# BRIEF A:
Duplicate the parenting passage word for word, everything from "Friendly :Your kids" down to "would’ve done pre-kids.".
# BRIEF B:
According to the parenting passage, besides keeping toys and clutter minimized, what else can staying organized mean?
# BRIEF C:
Write the next part of the parenting passage, picking up after its last sentence.

# PROVIDED TEXT:
**********
I’ll admit – I have days when this is more of a struggle than others, but I love the refreshingly honest way that this course helps you to control your temper and get the kids to manage their frustrations in healthy ways.
Organized :Organization isn’t just about keeping the toys and clutter minimized. Staying organized can also mean time management, something many moms struggle with.
If you struggle with organization, especially when it comes to handling your kids’ school papers, projects, activities, and everything else, start by writing everything down. I keep track of my meal plan, kids’ activities, cleaning schedule, and more
When you bring in the mail or go through your kids’ papers, file, trash, or do something with them immediately. Your kitchen counters (and your kids’ teachers) will thank you.
Loving: You love your kids, but in the daily hustle, remembering to show your love in little ways can be difficult.
When you’re throwing last night’s leftovers in a thermos for your son’s lunch or frantically trying to find your daughter’s shoes in the morning, love is probably the last thing you’re projecting.
Spending a couple extra seconds to hug your child as he runs out the door, make a “good day note” for his lunch box, or snuggle while reading an extra book at nap time is all it takes.
Get the Kids’ Letter Bundle for more “love note” ideas and ways to create special moments for your kids.
Friendly :Your kids need you to be a good friend. Not to them, but to their friends’ mom.Being a parent forced me to step outside my comfort zone.
On one hand, it was nice to have other moms to commiserate with, but it was also a challenge. I had to talk to that mom on the sideline of my son’s baseball game instead of just snuggling into the couch with a good book, which is what I would’ve done pre-kids.
If you’re struggling to find or maintain friendships in motherhood, or even if you just want to be able to make conversation and relate to the moms in your kids’ classes, I loved the wise advice is to be- friend their teacher or head of the school.
Fierce:There’s a time and place to be fierce, but when it’s necessary, you need to know the best way to pull out the claws.
One time when being fierce is important is during times of medical emergencies or when you need to protect your child.
**********
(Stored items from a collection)

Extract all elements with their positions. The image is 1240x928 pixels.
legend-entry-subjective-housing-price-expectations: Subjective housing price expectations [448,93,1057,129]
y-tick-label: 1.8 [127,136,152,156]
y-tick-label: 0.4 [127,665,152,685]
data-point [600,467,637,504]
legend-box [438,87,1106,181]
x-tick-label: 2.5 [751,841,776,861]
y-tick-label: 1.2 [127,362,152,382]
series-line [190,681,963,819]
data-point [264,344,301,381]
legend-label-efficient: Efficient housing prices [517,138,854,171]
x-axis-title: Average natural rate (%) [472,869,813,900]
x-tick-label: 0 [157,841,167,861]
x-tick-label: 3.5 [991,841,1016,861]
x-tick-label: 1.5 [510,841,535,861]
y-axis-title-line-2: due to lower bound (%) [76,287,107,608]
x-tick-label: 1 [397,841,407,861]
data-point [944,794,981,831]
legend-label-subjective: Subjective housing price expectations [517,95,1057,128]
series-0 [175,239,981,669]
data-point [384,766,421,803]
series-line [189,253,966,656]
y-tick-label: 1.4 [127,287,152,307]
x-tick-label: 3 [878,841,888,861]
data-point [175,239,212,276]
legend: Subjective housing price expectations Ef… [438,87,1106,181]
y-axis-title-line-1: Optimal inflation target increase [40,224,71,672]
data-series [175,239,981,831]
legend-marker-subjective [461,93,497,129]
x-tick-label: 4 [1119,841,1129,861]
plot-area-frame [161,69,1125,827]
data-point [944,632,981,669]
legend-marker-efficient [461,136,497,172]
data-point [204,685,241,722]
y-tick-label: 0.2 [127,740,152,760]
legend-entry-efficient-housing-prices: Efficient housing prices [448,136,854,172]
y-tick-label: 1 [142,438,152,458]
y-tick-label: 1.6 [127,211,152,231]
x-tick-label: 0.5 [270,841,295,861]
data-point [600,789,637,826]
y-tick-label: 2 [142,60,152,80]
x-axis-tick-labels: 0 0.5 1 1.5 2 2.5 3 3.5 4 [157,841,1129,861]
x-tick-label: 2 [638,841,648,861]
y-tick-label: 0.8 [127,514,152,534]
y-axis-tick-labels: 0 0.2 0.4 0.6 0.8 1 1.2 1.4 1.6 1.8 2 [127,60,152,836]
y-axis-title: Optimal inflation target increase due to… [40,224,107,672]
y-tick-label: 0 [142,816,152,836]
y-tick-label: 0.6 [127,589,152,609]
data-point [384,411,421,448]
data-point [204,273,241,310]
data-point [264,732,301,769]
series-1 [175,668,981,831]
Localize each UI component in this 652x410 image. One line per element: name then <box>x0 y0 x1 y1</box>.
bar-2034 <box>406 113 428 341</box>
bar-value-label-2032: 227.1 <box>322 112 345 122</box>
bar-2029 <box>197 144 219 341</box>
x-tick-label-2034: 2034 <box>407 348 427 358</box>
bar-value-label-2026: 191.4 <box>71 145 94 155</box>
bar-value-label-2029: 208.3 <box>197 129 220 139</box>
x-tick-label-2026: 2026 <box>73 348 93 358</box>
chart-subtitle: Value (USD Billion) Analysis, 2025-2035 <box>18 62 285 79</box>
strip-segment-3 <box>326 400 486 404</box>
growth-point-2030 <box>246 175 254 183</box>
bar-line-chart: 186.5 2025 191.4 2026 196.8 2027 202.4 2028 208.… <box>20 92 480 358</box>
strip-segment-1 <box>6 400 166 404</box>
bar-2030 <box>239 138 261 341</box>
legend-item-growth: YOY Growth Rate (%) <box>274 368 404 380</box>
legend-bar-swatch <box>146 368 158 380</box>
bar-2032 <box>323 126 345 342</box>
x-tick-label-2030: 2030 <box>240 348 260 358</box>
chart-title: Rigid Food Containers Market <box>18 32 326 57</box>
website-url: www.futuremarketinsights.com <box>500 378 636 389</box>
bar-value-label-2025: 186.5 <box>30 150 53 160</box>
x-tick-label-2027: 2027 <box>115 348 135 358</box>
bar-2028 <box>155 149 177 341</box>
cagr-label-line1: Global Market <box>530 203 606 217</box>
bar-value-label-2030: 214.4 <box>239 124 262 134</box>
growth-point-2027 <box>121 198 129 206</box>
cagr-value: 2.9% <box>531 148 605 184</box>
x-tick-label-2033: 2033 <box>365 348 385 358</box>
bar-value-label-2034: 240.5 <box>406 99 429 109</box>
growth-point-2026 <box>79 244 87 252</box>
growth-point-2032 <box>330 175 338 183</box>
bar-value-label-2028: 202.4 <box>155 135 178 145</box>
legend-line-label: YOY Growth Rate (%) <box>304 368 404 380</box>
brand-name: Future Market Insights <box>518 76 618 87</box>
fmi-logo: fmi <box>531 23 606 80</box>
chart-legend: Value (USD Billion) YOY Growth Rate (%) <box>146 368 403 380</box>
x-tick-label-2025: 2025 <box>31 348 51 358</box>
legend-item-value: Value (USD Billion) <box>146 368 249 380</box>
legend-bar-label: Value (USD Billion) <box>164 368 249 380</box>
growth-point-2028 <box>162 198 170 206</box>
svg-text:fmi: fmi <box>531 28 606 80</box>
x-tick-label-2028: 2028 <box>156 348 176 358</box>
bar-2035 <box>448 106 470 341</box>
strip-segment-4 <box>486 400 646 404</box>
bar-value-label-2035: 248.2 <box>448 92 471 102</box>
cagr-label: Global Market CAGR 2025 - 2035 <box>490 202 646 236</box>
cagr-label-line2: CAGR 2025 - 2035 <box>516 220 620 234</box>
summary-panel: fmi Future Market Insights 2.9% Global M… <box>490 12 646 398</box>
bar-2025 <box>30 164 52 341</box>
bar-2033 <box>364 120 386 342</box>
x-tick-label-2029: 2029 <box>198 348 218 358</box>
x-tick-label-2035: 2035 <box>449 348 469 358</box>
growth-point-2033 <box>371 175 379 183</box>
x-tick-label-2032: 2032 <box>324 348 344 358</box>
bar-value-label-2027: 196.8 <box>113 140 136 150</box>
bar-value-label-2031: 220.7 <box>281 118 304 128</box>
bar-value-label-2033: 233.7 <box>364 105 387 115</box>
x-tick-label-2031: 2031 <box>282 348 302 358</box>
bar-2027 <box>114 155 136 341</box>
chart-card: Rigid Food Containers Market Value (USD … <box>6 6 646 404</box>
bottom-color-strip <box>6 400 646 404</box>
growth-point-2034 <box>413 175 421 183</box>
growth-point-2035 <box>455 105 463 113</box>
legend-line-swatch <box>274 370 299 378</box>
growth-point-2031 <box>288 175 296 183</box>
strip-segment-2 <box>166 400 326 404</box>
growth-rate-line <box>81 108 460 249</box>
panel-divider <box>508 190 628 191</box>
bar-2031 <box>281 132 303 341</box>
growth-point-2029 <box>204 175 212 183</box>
**********
# ANSWER AREA A:
Friendly :Your kids need you to be a good friend. Not to them, but to their friends’ mom.Being a parent forced me to step outside my comfort zone.
On one hand, it was nice to have other moms to commiserate with, but it was also a challenge. I had to talk to that mom on the sideline of my son’s baseball game instead of just snuggling into the couch with a good book, which is what I would’ve done pre-kids.

# ANSWER AREA B:
Time management.

# ANSWER AREA C:
My kids have food allergies, so I’ve struggled to find a balance with being fierce. While I have to protect my kids from potentially life-threatening foods, I struggle with being too forceful and offending family members. However, after several situations when people didn’t heed my polite reminders, I’ve realized that it’s ok to be fierce in order to protect my children.
On the other hand, there are times when you shouldn’t be fierce, like when you’re working with your child’s teacher to correct behavior issues. If it’s not a life-threatening issue, advice from trusted family members, friends, and teachers should be welcome.
Most people have your child’s best interests at heart. Even if you disagree with their opinion, in most situations, it’s best to take a balanced approach!
Knowledgeable: Chances are, you don’t know everything that your kids will ask. A knowledgeable mom doesn’t know everything, either (and if she did, I don’t think I’d want to be friends with her).
But a knowledgeable mom knows where to find answers to her kids’ questions
A knowledgeable mom also instills a hunger for learning in her kids. By having interesting conversations, asking questions, and listening to your kids, you can be a knowledgeable perfect mom, even if you don’t know everything.
I love these dinner conversation starter cards. I get tired of asking my son, “What did you do in school today,” and I’m pretty sure he’s tired of answering the same question.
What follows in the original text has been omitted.